● **TASK INPUTS**:
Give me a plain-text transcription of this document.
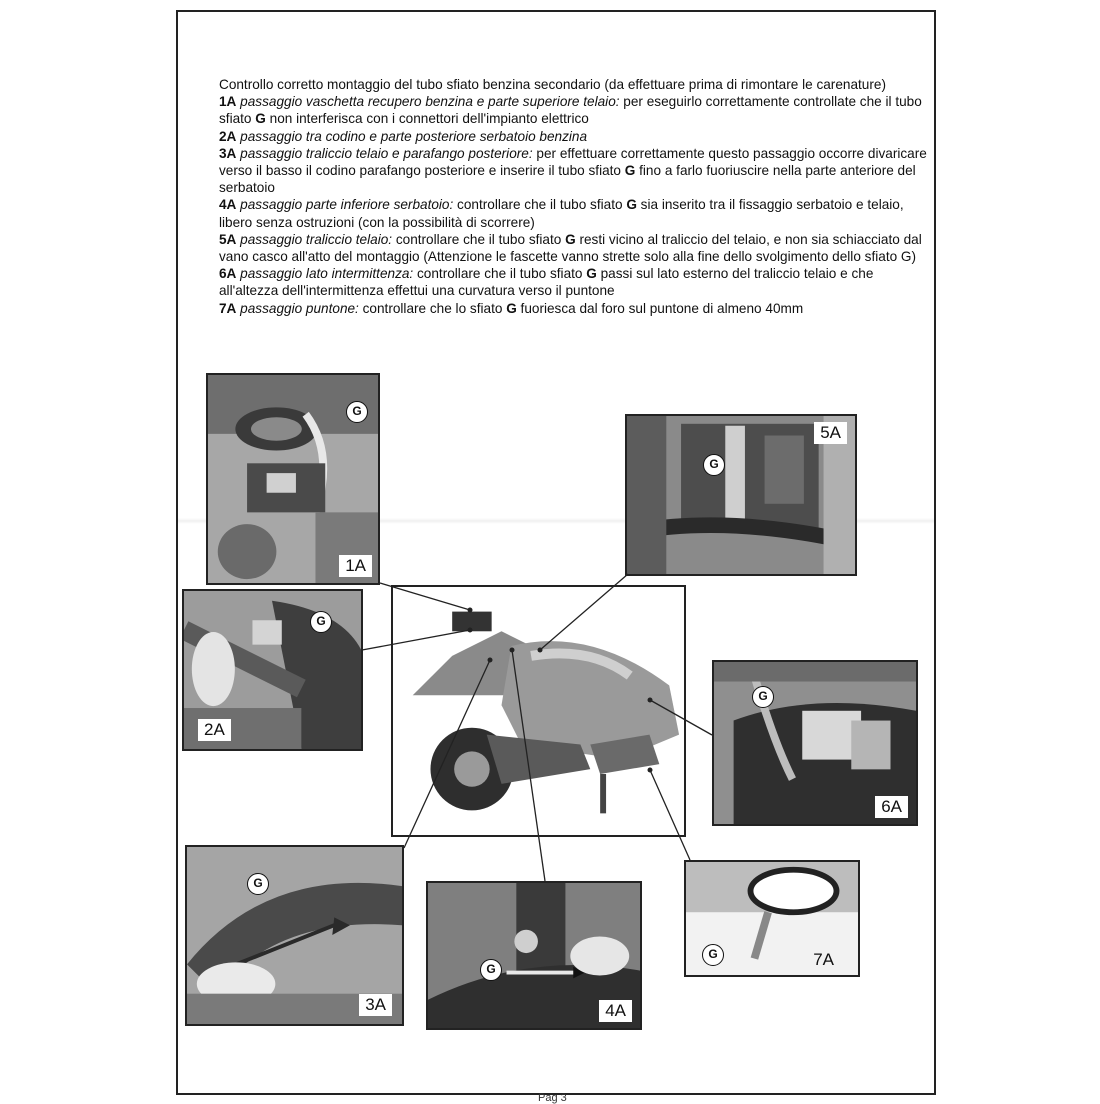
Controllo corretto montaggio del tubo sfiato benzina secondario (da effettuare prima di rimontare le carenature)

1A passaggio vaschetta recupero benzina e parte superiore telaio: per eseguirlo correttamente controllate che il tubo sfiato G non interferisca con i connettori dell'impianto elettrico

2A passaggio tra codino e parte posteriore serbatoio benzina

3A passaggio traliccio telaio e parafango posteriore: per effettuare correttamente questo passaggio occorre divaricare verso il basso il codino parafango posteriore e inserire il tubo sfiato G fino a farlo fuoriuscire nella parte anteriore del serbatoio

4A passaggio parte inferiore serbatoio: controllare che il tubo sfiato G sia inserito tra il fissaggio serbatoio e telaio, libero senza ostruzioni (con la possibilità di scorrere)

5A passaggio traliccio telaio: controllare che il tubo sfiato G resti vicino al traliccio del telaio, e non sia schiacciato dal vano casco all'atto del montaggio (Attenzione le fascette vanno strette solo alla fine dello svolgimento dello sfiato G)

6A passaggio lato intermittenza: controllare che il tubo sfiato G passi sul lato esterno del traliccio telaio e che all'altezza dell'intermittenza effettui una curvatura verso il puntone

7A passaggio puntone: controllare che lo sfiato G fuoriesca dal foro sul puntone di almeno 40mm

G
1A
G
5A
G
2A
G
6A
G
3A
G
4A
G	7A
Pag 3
* * *
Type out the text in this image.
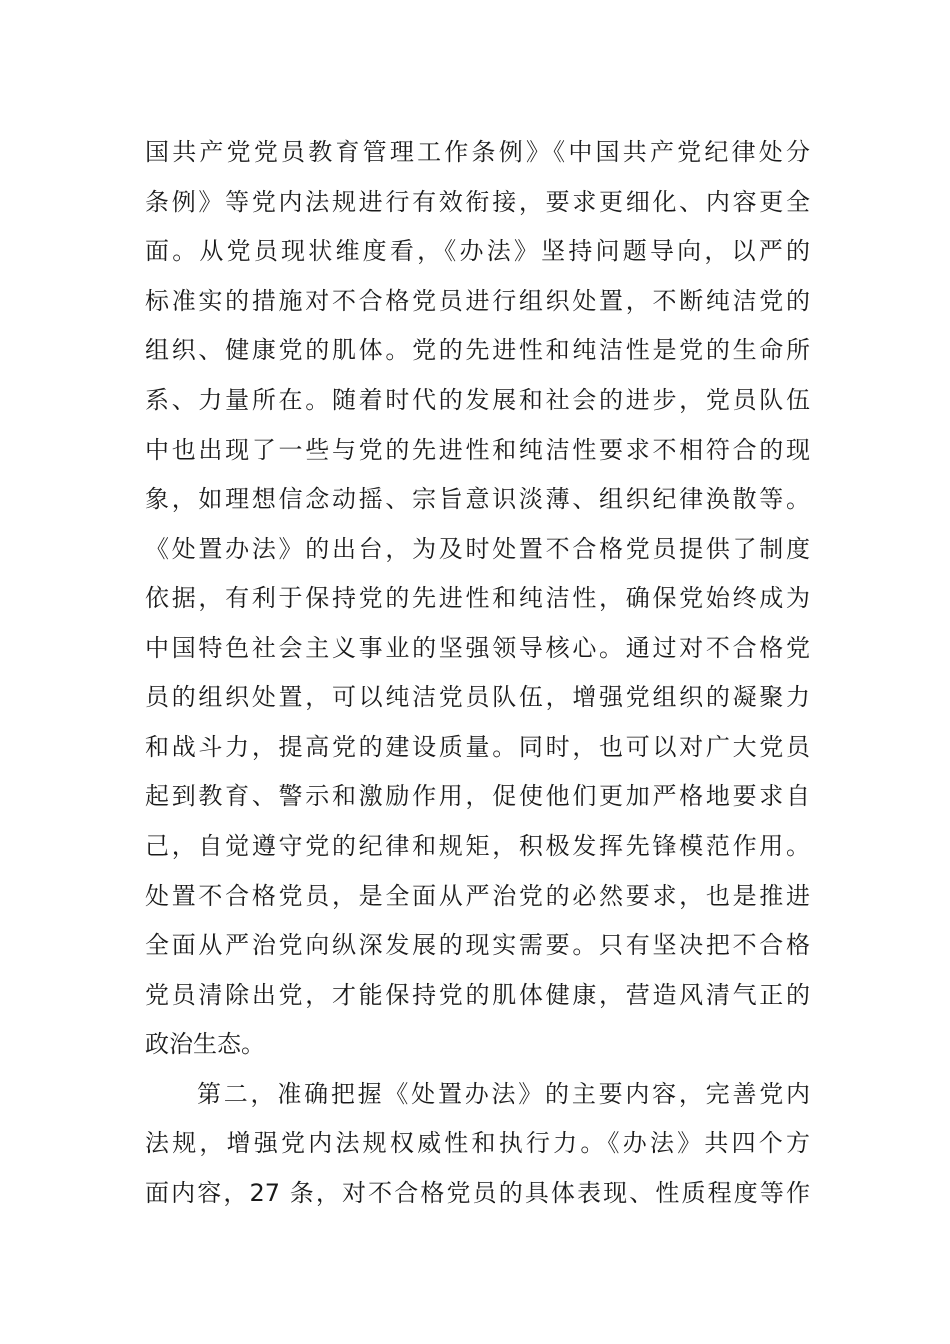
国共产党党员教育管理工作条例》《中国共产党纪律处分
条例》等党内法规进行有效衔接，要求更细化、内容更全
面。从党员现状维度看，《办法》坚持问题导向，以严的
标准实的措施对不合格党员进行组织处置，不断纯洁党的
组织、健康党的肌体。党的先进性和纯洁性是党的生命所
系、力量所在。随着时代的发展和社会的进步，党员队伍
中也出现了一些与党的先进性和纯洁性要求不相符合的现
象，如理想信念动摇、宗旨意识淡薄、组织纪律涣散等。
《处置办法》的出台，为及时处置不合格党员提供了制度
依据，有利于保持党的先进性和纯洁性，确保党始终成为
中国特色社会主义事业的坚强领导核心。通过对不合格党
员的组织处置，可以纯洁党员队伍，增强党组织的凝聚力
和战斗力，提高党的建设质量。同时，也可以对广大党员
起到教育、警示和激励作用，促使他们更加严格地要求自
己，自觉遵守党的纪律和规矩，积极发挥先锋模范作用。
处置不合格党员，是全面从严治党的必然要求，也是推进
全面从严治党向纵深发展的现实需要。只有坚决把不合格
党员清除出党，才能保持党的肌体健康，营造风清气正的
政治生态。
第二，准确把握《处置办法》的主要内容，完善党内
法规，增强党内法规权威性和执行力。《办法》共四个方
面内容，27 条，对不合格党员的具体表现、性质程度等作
---
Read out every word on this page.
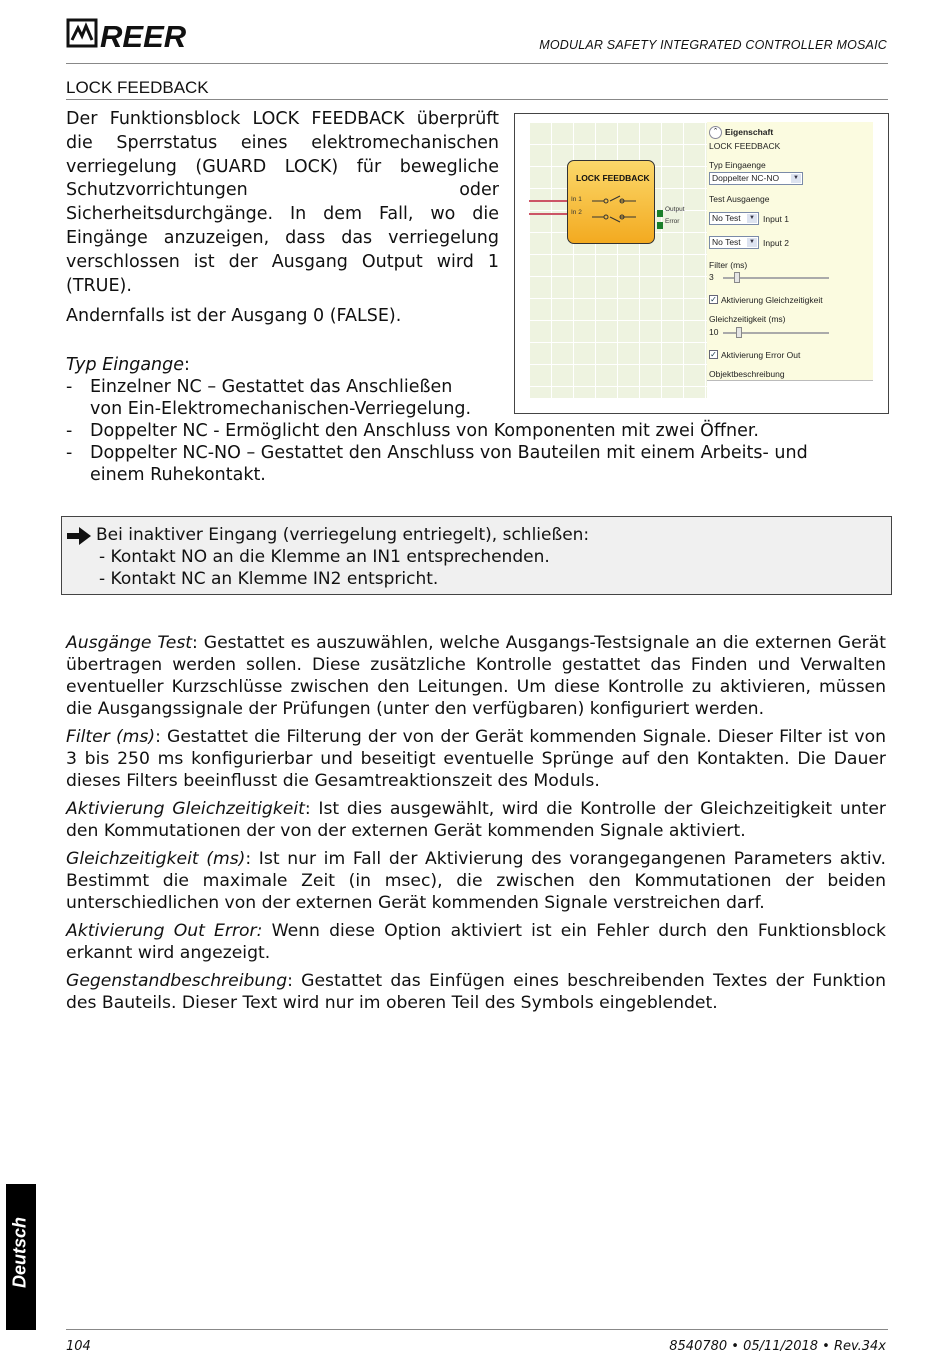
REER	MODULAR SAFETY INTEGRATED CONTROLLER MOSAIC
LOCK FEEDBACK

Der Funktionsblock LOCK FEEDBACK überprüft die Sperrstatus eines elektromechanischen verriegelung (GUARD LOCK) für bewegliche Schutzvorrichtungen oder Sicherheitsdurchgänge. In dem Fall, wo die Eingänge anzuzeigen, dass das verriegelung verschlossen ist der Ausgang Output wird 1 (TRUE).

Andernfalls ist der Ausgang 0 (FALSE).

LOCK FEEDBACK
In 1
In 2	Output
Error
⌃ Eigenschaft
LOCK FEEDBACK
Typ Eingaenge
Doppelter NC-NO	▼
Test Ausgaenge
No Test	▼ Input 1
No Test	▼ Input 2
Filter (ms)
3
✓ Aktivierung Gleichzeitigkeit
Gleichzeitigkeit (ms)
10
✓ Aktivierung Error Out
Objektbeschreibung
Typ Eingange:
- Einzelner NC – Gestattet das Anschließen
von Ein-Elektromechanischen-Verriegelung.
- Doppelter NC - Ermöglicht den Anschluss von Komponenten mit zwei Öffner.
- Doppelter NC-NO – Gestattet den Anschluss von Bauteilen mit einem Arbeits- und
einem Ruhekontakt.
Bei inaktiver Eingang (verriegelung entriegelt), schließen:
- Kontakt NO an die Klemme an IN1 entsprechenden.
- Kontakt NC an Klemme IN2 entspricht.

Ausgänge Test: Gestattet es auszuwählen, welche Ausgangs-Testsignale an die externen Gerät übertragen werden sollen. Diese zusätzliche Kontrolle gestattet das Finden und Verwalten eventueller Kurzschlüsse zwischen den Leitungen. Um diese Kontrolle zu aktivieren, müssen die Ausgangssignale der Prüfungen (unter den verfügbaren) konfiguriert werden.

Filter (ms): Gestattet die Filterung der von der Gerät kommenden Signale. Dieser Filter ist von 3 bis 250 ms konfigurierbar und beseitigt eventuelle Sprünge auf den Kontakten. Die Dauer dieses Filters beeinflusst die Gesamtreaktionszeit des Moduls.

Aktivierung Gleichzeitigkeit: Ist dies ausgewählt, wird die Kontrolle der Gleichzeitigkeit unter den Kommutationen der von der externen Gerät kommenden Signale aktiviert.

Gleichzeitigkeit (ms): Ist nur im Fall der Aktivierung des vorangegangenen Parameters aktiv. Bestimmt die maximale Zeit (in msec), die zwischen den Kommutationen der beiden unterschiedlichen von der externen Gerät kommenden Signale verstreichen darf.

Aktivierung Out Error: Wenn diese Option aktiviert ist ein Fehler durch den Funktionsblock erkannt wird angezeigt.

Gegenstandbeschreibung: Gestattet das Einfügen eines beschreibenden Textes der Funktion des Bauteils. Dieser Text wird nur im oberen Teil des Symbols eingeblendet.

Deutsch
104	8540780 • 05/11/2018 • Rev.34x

● **THE PROBLEM**: How many lines in these entries contain the string "Dieser"? State the number and nothing more.

● **PROBLEM SOLUTION**: 2